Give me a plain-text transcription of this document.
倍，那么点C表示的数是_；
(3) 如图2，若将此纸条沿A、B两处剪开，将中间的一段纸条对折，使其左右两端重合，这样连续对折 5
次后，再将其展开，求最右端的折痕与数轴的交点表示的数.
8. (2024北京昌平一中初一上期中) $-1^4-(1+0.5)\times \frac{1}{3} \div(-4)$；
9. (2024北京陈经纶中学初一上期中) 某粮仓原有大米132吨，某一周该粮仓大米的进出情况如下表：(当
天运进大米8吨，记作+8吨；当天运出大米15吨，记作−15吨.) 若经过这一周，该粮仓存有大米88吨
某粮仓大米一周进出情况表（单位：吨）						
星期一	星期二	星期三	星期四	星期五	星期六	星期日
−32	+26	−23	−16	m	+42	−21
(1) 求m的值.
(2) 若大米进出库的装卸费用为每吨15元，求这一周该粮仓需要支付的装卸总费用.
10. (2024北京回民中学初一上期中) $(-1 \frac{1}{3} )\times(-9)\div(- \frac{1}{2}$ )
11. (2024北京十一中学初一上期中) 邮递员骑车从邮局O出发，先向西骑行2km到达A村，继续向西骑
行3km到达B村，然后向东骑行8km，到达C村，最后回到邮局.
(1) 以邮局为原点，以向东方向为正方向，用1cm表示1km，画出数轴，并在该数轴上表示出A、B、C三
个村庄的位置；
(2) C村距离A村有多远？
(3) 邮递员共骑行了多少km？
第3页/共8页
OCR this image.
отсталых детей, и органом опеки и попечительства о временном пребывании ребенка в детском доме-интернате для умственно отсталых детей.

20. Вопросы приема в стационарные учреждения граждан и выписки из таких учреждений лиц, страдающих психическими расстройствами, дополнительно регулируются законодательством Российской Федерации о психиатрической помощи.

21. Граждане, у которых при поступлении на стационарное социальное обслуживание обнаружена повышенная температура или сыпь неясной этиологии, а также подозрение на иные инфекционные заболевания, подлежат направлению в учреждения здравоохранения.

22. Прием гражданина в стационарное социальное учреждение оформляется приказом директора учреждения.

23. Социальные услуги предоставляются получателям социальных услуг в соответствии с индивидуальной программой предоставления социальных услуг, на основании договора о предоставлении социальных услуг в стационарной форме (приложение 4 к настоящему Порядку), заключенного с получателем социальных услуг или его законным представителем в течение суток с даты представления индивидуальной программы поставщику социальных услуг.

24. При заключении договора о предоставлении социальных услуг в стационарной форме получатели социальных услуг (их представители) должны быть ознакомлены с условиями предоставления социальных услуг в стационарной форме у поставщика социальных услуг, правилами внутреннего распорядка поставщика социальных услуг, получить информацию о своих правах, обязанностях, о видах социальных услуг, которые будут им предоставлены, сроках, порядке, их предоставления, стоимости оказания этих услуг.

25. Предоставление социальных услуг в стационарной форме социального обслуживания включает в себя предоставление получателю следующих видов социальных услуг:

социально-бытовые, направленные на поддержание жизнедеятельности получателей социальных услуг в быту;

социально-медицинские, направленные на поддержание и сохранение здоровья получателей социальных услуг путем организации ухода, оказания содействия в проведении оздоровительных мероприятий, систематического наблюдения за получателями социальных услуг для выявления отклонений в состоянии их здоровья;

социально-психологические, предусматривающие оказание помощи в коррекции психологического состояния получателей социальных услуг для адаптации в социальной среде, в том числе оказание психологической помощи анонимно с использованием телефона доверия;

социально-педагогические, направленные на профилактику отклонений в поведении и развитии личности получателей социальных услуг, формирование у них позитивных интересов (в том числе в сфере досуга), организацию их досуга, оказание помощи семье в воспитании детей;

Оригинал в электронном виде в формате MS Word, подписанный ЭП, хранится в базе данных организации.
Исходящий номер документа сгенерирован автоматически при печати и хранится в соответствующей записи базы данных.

────

■ **GIVEN TASK**
Return all the data exactly as given.

■ **RESULT BELOW**
Give me a plain-text transcription of this document.
倍，那么点C表示的数是_；
(3) 如图2，若将此纸条沿A、B两处剪开，将中间的一段纸条对折，使其左右两端重合，这样连续对折 5
次后，再将其展开，求最右端的折痕与数轴的交点表示的数.
8. (2024北京昌平一中初一上期中) $-1^4-(1+0.5)\times \frac{1}{3} \div(-4)$；
9. (2024北京陈经纶中学初一上期中) 某粮仓原有大米132吨，某一周该粮仓大米的进出情况如下表：(当
天运进大米8吨，记作+8吨；当天运出大米15吨，记作−15吨.) 若经过这一周，该粮仓存有大米88吨
某粮仓大米一周进出情况表（单位：吨）						
星期一	星期二	星期三	星期四	星期五	星期六	星期日
−32	+26	−23	−16	m	+42	−21
(1) 求m的值.
(2) 若大米进出库的装卸费用为每吨15元，求这一周该粮仓需要支付的装卸总费用.
10. (2024北京回民中学初一上期中) $(-1 \frac{1}{3} )\times(-9)\div(- \frac{1}{2}$ )
11. (2024北京十一中学初一上期中) 邮递员骑车从邮局O出发，先向西骑行2km到达A村，继续向西骑
行3km到达B村，然后向东骑行8km，到达C村，最后回到邮局.
(1) 以邮局为原点，以向东方向为正方向，用1cm表示1km，画出数轴，并在该数轴上表示出A、B、C三
个村庄的位置；
(2) C村距离A村有多远？
(3) 邮递员共骑行了多少km？
第3页/共8页
OCR this image.
отсталых детей, и органом опеки и попечительства о временном пребывании ребенка в детском доме-интернате для умственно отсталых детей.

20. Вопросы приема в стационарные учреждения граждан и выписки из таких учреждений лиц, страдающих психическими расстройствами, дополнительно регулируются законодательством Российской Федерации о психиатрической помощи.

21. Граждане, у которых при поступлении на стационарное социальное обслуживание обнаружена повышенная температура или сыпь неясной этиологии, а также подозрение на иные инфекционные заболевания, подлежат направлению в учреждения здравоохранения.

22. Прием гражданина в стационарное социальное учреждение оформляется приказом директора учреждения.

23. Социальные услуги предоставляются получателям социальных услуг в соответствии с индивидуальной программой предоставления социальных услуг, на основании договора о предоставлении социальных услуг в стационарной форме (приложение 4 к настоящему Порядку), заключенного с получателем социальных услуг или его законным представителем в течение суток с даты представления индивидуальной программы поставщику социальных услуг.

24. При заключении договора о предоставлении социальных услуг в стационарной форме получатели социальных услуг (их представители) должны быть ознакомлены с условиями предоставления социальных услуг в стационарной форме у поставщика социальных услуг, правилами внутреннего распорядка поставщика социальных услуг, получить информацию о своих правах, обязанностях, о видах социальных услуг, которые будут им предоставлены, сроках, порядке, их предоставления, стоимости оказания этих услуг.

25. Предоставление социальных услуг в стационарной форме социального обслуживания включает в себя предоставление получателю следующих видов социальных услуг:

социально-бытовые, направленные на поддержание жизнедеятельности получателей социальных услуг в быту;

социально-медицинские, направленные на поддержание и сохранение здоровья получателей социальных услуг путем организации ухода, оказания содействия в проведении оздоровительных мероприятий, систематического наблюдения за получателями социальных услуг для выявления отклонений в состоянии их здоровья;

социально-психологические, предусматривающие оказание помощи в коррекции психологического состояния получателей социальных услуг для адаптации в социальной среде, в том числе оказание психологической помощи анонимно с использованием телефона доверия;

социально-педагогические, направленные на профилактику отклонений в поведении и развитии личности получателей социальных услуг, формирование у них позитивных интересов (в том числе в сфере досуга), организацию их досуга, оказание помощи семье в воспитании детей;

Оригинал в электронном виде в формате MS Word, подписанный ЭП, хранится в базе данных организации.
Исходящий номер документа сгенерирован автоматически при печати и хранится в соответствующей записи базы данных.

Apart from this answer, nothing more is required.